### Aim of the task
Transcribe the records below exactly, leaving out any pictures.

Dataset rows

---*---

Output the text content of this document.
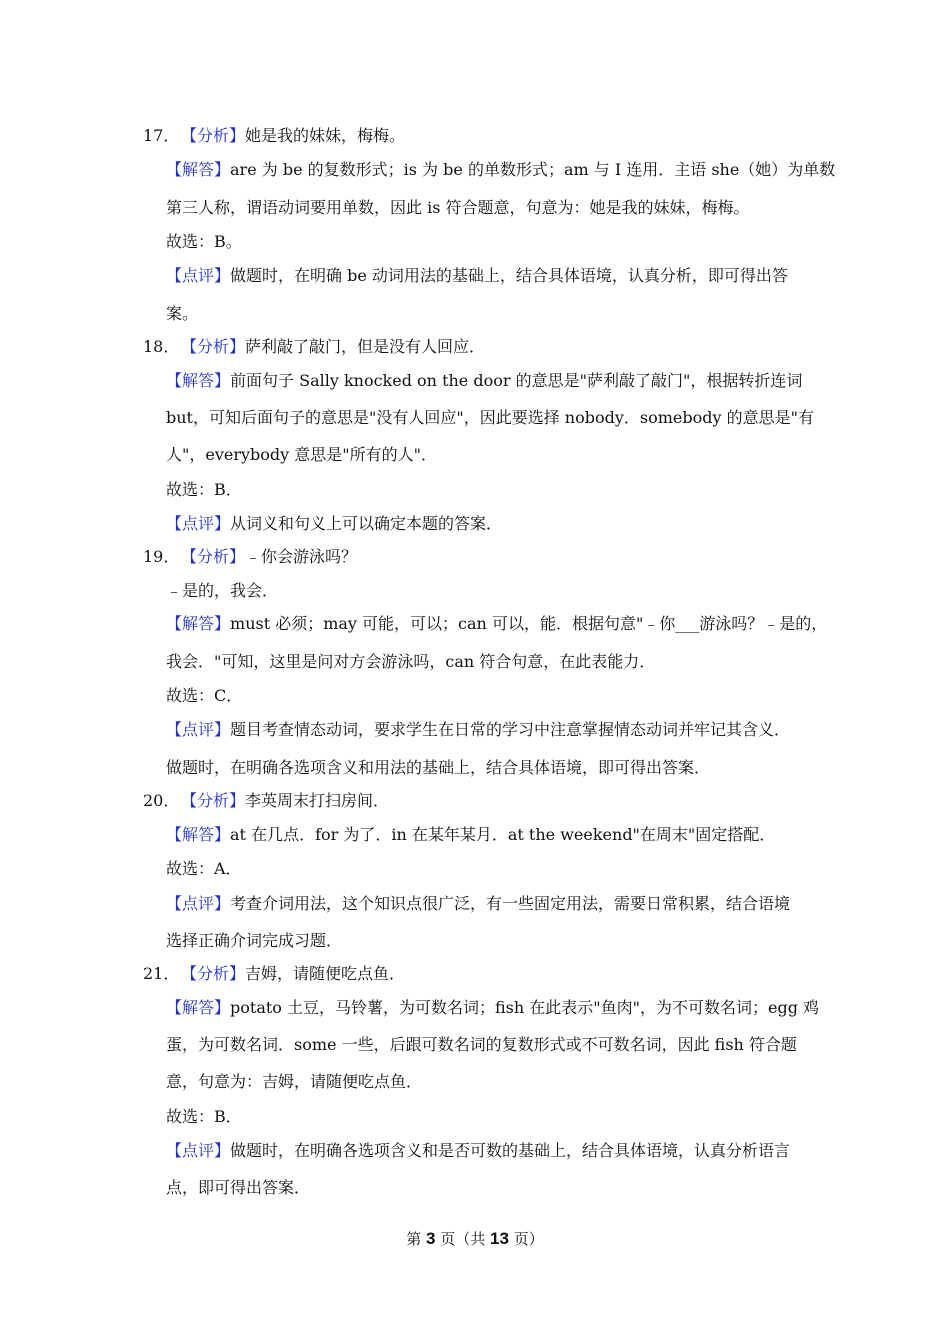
17． 【分析】她是我的妹妹，梅梅。
【解答】are 为 be 的复数形式；is 为 be 的单数形式；am 与 I 连用．主语 she（她）为单数
第三人称，谓语动词要用单数，因此 is 符合题意，句意为：她是我的妹妹，梅梅。
故选：B。
【点评】做题时，在明确 be 动词用法的基础上，结合具体语境，认真分析，即可得出答
案。
18． 【分析】萨利敲了敲门，但是没有人回应．
【解答】前面句子 Sally knocked on the door 的意思是"萨利敲了敲门"，根据转折连词
but，可知后面句子的意思是"没有人回应"，因此要选择 nobody．somebody 的意思是"有
人"，everybody 意思是"所有的人"．
故选：B．
【点评】从词义和句义上可以确定本题的答案．
19． 【分析】﹣你会游泳吗？
﹣是的，我会．
【解答】must 必须；may 可能，可以；can 可以，能．根据句意"﹣你___游泳吗？﹣是的，
我会．"可知，这里是问对方会游泳吗，can 符合句意，在此表能力．
故选：C．
【点评】题目考查情态动词，要求学生在日常的学习中注意掌握情态动词并牢记其含义．
做题时，在明确各选项含义和用法的基础上，结合具体语境，即可得出答案．
20． 【分析】李英周末打扫房间．
【解答】at 在几点．for 为了．in 在某年某月．at the weekend"在周末"固定搭配．
故选：A．
【点评】考查介词用法，这个知识点很广泛，有一些固定用法，需要日常积累，结合语境
选择正确介词完成习题．
21． 【分析】吉姆，请随便吃点鱼．
【解答】potato 土豆，马铃薯，为可数名词；fish 在此表示"鱼肉"，为不可数名词；egg 鸡
蛋，为可数名词．some 一些，后跟可数名词的复数形式或不可数名词，因此 fish 符合题
意，句意为：吉姆，请随便吃点鱼．
故选：B．
【点评】做题时，在明确各选项含义和是否可数的基础上，结合具体语境，认真分析语言
点，即可得出答案．
第 3 页（共 13 页）
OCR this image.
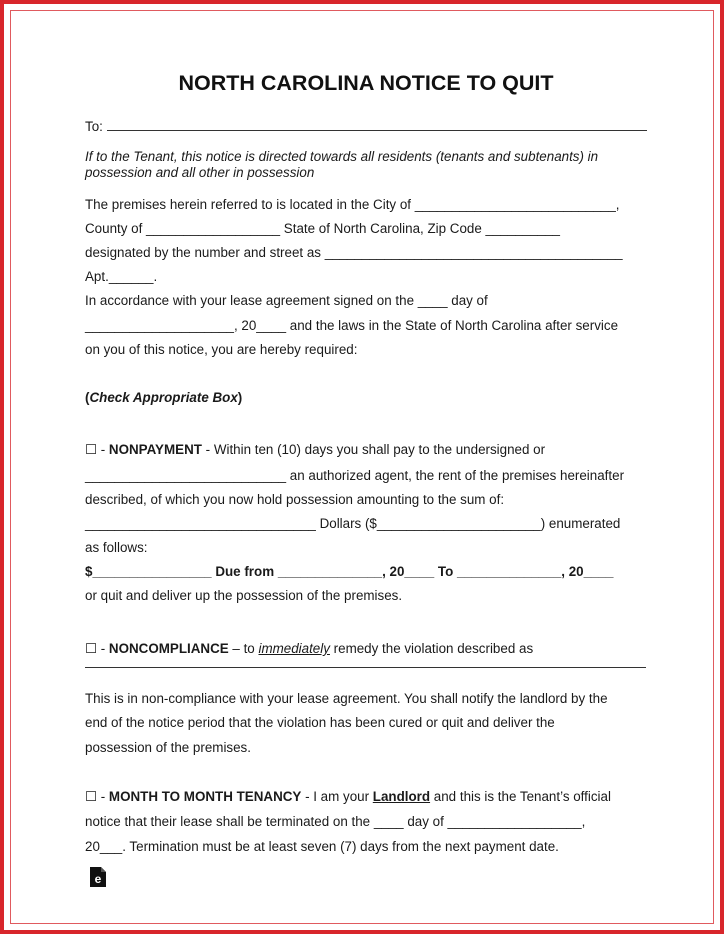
NORTH CAROLINA NOTICE TO QUIT
To:
If to the Tenant, this notice is directed towards all residents (tenants and subtenants) in
possession and all other in possession
The premises herein referred to is located in the City of ___________________________,
County of __________________ State of North Carolina, Zip Code __________
designated by the number and street as ________________________________________
Apt.______.
In accordance with your lease agreement signed on the ____ day of
____________________, 20____ and the laws in the State of North Carolina after service
on you of this notice, you are hereby required:
(Check Appropriate Box)
☐ - NONPAYMENT - Within ten (10) days you shall pay to the undersigned or
___________________________ an authorized agent, the rent of the premises hereinafter
described, of which you now hold possession amounting to the sum of:
_______________________________ Dollars ($______________________) enumerated
as follows:
$________________ Due from ______________, 20____ To ______________, 20____
or quit and deliver up the possession of the premises.
☐ - NONCOMPLIANCE – to immediately remedy the violation described as
This is in non-compliance with your lease agreement. You shall notify the landlord by the
end of the notice period that the violation has been cured or quit and deliver the
possession of the premises.
☐ - MONTH TO MONTH TENANCY - I am your Landlord and this is the Tenant’s official
notice that their lease shall be terminated on the ____ day of __________________,
20___. Termination must be at least seven (7) days from the next payment date.
e
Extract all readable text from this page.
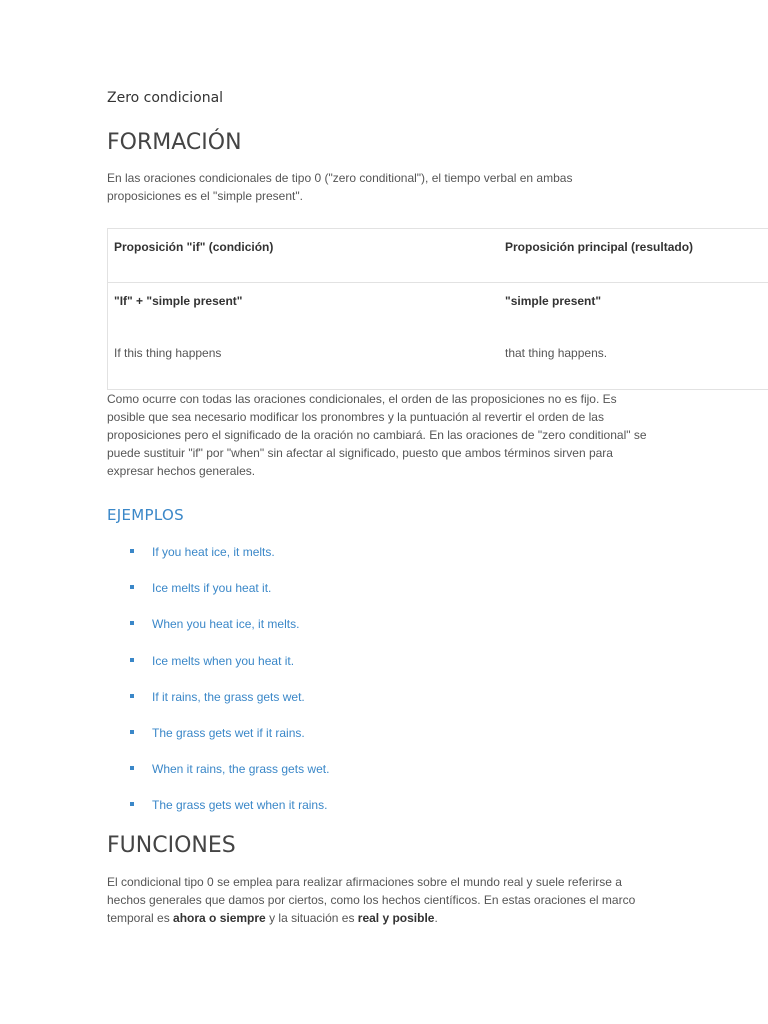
Zero condicional
FORMACIÓN

En las oraciones condicionales de tipo 0 ("zero conditional"), el tiempo verbal en ambas proposiciones es el "simple present".

Proposición "if" (condición)	Proposición principal (resultado)
"If" + "simple present"	"simple present"
If this thing happens	that thing happens.

Como ocurre con todas las oraciones condicionales, el orden de las proposiciones no es fijo. Es posible que sea necesario modificar los pronombres y la puntuación al revertir el orden de las proposiciones pero el significado de la oración no cambiará. En las oraciones de "zero conditional" se puede sustituir "if" por "when" sin afectar al significado, puesto que ambos términos sirven para expresar hechos generales.

EJEMPLOS
If you heat ice, it melts.
Ice melts if you heat it.
When you heat ice, it melts.
Ice melts when you heat it.
If it rains, the grass gets wet.
The grass gets wet if it rains.
When it rains, the grass gets wet.
The grass gets wet when it rains.
FUNCIONES

El condicional tipo 0 se emplea para realizar afirmaciones sobre el mundo real y suele referirse a hechos generales que damos por ciertos, como los hechos científicos. En estas oraciones el marco temporal es ahora o siempre y la situación es real y posible.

---*---

### The response
Output the text content of this document.
17． 【分析】她是我的妹妹，梅梅。
【解答】are 为 be 的复数形式；is 为 be 的单数形式；am 与 I 连用．主语 she（她）为单数
第三人称，谓语动词要用单数，因此 is 符合题意，句意为：她是我的妹妹，梅梅。
故选：B。
【点评】做题时，在明确 be 动词用法的基础上，结合具体语境，认真分析，即可得出答
案。
18． 【分析】萨利敲了敲门，但是没有人回应．
【解答】前面句子 Sally knocked on the door 的意思是"萨利敲了敲门"，根据转折连词
but，可知后面句子的意思是"没有人回应"，因此要选择 nobody．somebody 的意思是"有
人"，everybody 意思是"所有的人"．
故选：B．
【点评】从词义和句义上可以确定本题的答案．
19． 【分析】﹣你会游泳吗？
﹣是的，我会．
【解答】must 必须；may 可能，可以；can 可以，能．根据句意"﹣你___游泳吗？﹣是的，
我会．"可知，这里是问对方会游泳吗，can 符合句意，在此表能力．
故选：C．
【点评】题目考查情态动词，要求学生在日常的学习中注意掌握情态动词并牢记其含义．
做题时，在明确各选项含义和用法的基础上，结合具体语境，即可得出答案．
20． 【分析】李英周末打扫房间．
【解答】at 在几点．for 为了．in 在某年某月．at the weekend"在周末"固定搭配．
故选：A．
【点评】考查介词用法，这个知识点很广泛，有一些固定用法，需要日常积累，结合语境
选择正确介词完成习题．
21． 【分析】吉姆，请随便吃点鱼．
【解答】potato 土豆，马铃薯，为可数名词；fish 在此表示"鱼肉"，为不可数名词；egg 鸡
蛋，为可数名词．some 一些，后跟可数名词的复数形式或不可数名词，因此 fish 符合题
意，句意为：吉姆，请随便吃点鱼．
故选：B．
【点评】做题时，在明确各选项含义和是否可数的基础上，结合具体语境，认真分析语言
点，即可得出答案．
第 3 页（共 13 页）
OCR this image.
NORTH CAROLINA NOTICE TO QUIT
To:
If to the Tenant, this notice is directed towards all residents (tenants and subtenants) in
possession and all other in possession
The premises herein referred to is located in the City of ___________________________,
County of __________________ State of North Carolina, Zip Code __________
designated by the number and street as ________________________________________
Apt.______.
In accordance with your lease agreement signed on the ____ day of
____________________, 20____ and the laws in the State of North Carolina after service
on you of this notice, you are hereby required:
(Check Appropriate Box)
☐ - NONPAYMENT - Within ten (10) days you shall pay to the undersigned or
___________________________ an authorized agent, the rent of the premises hereinafter
described, of which you now hold possession amounting to the sum of:
_______________________________ Dollars ($______________________) enumerated
as follows:
$________________ Due from ______________, 20____ To ______________, 20____
or quit and deliver up the possession of the premises.
☐ - NONCOMPLIANCE – to immediately remedy the violation described as
This is in non-compliance with your lease agreement. You shall notify the landlord by the
end of the notice period that the violation has been cured or quit and deliver the
possession of the premises.
☐ - MONTH TO MONTH TENANCY - I am your Landlord and this is the Tenant’s official
notice that their lease shall be terminated on the ____ day of __________________,
20___. Termination must be at least seven (7) days from the next payment date.
e
Extract all readable text from this page.
Zero condicional
FORMACIÓN

En las oraciones condicionales de tipo 0 ("zero conditional"), el tiempo verbal en ambas proposiciones es el "simple present".

Proposición "if" (condición)	Proposición principal (resultado)
"If" + "simple present"	"simple present"
If this thing happens	that thing happens.

Como ocurre con todas las oraciones condicionales, el orden de las proposiciones no es fijo. Es posible que sea necesario modificar los pronombres y la puntuación al revertir el orden de las proposiciones pero el significado de la oración no cambiará. En las oraciones de "zero conditional" se puede sustituir "if" por "when" sin afectar al significado, puesto que ambos términos sirven para expresar hechos generales.

EJEMPLOS
If you heat ice, it melts.
Ice melts if you heat it.
When you heat ice, it melts.
Ice melts when you heat it.
If it rains, the grass gets wet.
The grass gets wet if it rains.
When it rains, the grass gets wet.
The grass gets wet when it rains.
FUNCIONES

El condicional tipo 0 se emplea para realizar afirmaciones sobre el mundo real y suele referirse a hechos generales que damos por ciertos, como los hechos científicos. En estas oraciones el marco temporal es ahora o siempre y la situación es real y posible.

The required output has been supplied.